** Set exercise **
Repeat every entry in the listing below, exactly.
┌────────
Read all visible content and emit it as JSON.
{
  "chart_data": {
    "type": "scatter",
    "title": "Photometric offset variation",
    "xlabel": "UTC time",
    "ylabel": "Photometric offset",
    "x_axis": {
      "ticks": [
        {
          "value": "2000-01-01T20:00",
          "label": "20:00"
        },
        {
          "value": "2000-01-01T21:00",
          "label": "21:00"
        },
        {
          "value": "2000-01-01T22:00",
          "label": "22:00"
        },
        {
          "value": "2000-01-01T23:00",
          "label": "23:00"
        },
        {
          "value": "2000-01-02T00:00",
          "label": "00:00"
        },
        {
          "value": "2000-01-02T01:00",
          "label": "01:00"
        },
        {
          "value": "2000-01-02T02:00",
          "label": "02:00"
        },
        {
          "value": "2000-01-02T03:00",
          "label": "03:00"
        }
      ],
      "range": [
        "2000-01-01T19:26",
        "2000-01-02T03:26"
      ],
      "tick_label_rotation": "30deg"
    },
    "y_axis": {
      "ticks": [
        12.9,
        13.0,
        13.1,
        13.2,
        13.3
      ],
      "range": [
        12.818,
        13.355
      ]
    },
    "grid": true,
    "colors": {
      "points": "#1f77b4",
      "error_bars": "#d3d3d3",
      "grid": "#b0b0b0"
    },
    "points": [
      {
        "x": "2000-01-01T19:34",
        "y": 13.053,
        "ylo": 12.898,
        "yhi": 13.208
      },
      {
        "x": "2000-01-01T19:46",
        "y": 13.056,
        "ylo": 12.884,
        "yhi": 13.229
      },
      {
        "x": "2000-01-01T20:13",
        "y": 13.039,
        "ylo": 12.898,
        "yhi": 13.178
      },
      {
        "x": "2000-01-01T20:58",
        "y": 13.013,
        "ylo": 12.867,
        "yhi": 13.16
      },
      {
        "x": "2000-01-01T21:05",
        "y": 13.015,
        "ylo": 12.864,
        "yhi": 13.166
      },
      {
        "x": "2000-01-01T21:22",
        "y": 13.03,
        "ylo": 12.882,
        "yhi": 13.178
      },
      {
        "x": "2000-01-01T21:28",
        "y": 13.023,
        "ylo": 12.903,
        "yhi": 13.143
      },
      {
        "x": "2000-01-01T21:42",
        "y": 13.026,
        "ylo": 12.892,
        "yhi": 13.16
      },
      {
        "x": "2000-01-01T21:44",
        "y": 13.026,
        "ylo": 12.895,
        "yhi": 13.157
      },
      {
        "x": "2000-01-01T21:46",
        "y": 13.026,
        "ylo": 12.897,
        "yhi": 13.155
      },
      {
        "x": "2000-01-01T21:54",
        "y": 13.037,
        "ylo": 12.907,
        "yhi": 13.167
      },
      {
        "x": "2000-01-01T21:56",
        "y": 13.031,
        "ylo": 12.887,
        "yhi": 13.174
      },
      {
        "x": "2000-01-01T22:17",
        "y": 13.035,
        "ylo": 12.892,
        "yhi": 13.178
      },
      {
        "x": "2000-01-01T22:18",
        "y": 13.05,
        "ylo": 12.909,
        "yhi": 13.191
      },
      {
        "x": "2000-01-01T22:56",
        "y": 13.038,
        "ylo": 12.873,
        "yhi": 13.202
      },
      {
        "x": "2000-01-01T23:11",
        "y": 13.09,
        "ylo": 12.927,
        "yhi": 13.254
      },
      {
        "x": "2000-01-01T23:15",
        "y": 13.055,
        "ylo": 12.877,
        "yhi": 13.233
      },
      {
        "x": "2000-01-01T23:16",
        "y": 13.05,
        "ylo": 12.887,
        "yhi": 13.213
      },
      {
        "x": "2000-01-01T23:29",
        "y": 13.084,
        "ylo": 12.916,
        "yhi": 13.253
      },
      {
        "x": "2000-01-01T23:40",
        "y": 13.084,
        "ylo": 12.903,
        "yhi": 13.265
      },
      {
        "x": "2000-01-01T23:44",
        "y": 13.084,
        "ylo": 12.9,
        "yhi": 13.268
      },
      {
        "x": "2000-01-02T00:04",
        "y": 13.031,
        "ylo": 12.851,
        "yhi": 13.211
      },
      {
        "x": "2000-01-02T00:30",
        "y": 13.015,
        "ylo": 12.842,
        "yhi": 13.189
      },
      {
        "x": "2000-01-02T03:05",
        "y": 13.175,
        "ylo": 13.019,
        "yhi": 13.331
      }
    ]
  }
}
└────────
** Exercise result **
Read all visible content and emit it as JSON.
{
  "chart_data": {
    "type": "scatter",
    "title": "Photometric offset variation",
    "xlabel": "UTC time",
    "ylabel": "Photometric offset",
    "x_axis": {
      "ticks": [
        {
          "value": "2000-01-01T20:00",
          "label": "20:00"
        },
        {
          "value": "2000-01-01T21:00",
          "label": "21:00"
        },
        {
          "value": "2000-01-01T22:00",
          "label": "22:00"
        },
        {
          "value": "2000-01-01T23:00",
          "label": "23:00"
        },
        {
          "value": "2000-01-02T00:00",
          "label": "00:00"
        },
        {
          "value": "2000-01-02T01:00",
          "label": "01:00"
        },
        {
          "value": "2000-01-02T02:00",
          "label": "02:00"
        },
        {
          "value": "2000-01-02T03:00",
          "label": "03:00"
        }
      ],
      "range": [
        "2000-01-01T19:26",
        "2000-01-02T03:26"
      ],
      "tick_label_rotation": "30deg"
    },
    "y_axis": {
      "ticks": [
        12.9,
        13.0,
        13.1,
        13.2,
        13.3
      ],
      "range": [
        12.818,
        13.355
      ]
    },
    "grid": true,
    "colors": {
      "points": "#1f77b4",
      "error_bars": "#d3d3d3",
      "grid": "#b0b0b0"
    },
    "points": [
      {
        "x": "2000-01-01T19:34",
        "y": 13.053,
        "ylo": 12.898,
        "yhi": 13.208
      },
      {
        "x": "2000-01-01T19:46",
        "y": 13.056,
        "ylo": 12.884,
        "yhi": 13.229
      },
      {
        "x": "2000-01-01T20:13",
        "y": 13.039,
        "ylo": 12.898,
        "yhi": 13.178
      },
      {
        "x": "2000-01-01T20:58",
        "y": 13.013,
        "ylo": 12.867,
        "yhi": 13.16
      },
      {
        "x": "2000-01-01T21:05",
        "y": 13.015,
        "ylo": 12.864,
        "yhi": 13.166
      },
      {
        "x": "2000-01-01T21:22",
        "y": 13.03,
        "ylo": 12.882,
        "yhi": 13.178
      },
      {
        "x": "2000-01-01T21:28",
        "y": 13.023,
        "ylo": 12.903,
        "yhi": 13.143
      },
      {
        "x": "2000-01-01T21:42",
        "y": 13.026,
        "ylo": 12.892,
        "yhi": 13.16
      },
      {
        "x": "2000-01-01T21:44",
        "y": 13.026,
        "ylo": 12.895,
        "yhi": 13.157
      },
      {
        "x": "2000-01-01T21:46",
        "y": 13.026,
        "ylo": 12.897,
        "yhi": 13.155
      },
      {
        "x": "2000-01-01T21:54",
        "y": 13.037,
        "ylo": 12.907,
        "yhi": 13.167
      },
      {
        "x": "2000-01-01T21:56",
        "y": 13.031,
        "ylo": 12.887,
        "yhi": 13.174
      },
      {
        "x": "2000-01-01T22:17",
        "y": 13.035,
        "ylo": 12.892,
        "yhi": 13.178
      },
      {
        "x": "2000-01-01T22:18",
        "y": 13.05,
        "ylo": 12.909,
        "yhi": 13.191
      },
      {
        "x": "2000-01-01T22:56",
        "y": 13.038,
        "ylo": 12.873,
        "yhi": 13.202
      },
      {
        "x": "2000-01-01T23:11",
        "y": 13.09,
        "ylo": 12.927,
        "yhi": 13.254
      },
      {
        "x": "2000-01-01T23:15",
        "y": 13.055,
        "ylo": 12.877,
        "yhi": 13.233
      },
      {
        "x": "2000-01-01T23:16",
        "y": 13.05,
        "ylo": 12.887,
        "yhi": 13.213
      },
      {
        "x": "2000-01-01T23:29",
        "y": 13.084,
        "ylo": 12.916,
        "yhi": 13.253
      },
      {
        "x": "2000-01-01T23:40",
        "y": 13.084,
        "ylo": 12.903,
        "yhi": 13.265
      },
      {
        "x": "2000-01-01T23:44",
        "y": 13.084,
        "ylo": 12.9,
        "yhi": 13.268
      },
      {
        "x": "2000-01-02T00:04",
        "y": 13.031,
        "ylo": 12.851,
        "yhi": 13.211
      },
      {
        "x": "2000-01-02T00:30",
        "y": 13.015,
        "ylo": 12.842,
        "yhi": 13.189
      },
      {
        "x": "2000-01-02T03:05",
        "y": 13.175,
        "ylo": 13.019,
        "yhi": 13.331
      }
    ]
  }
}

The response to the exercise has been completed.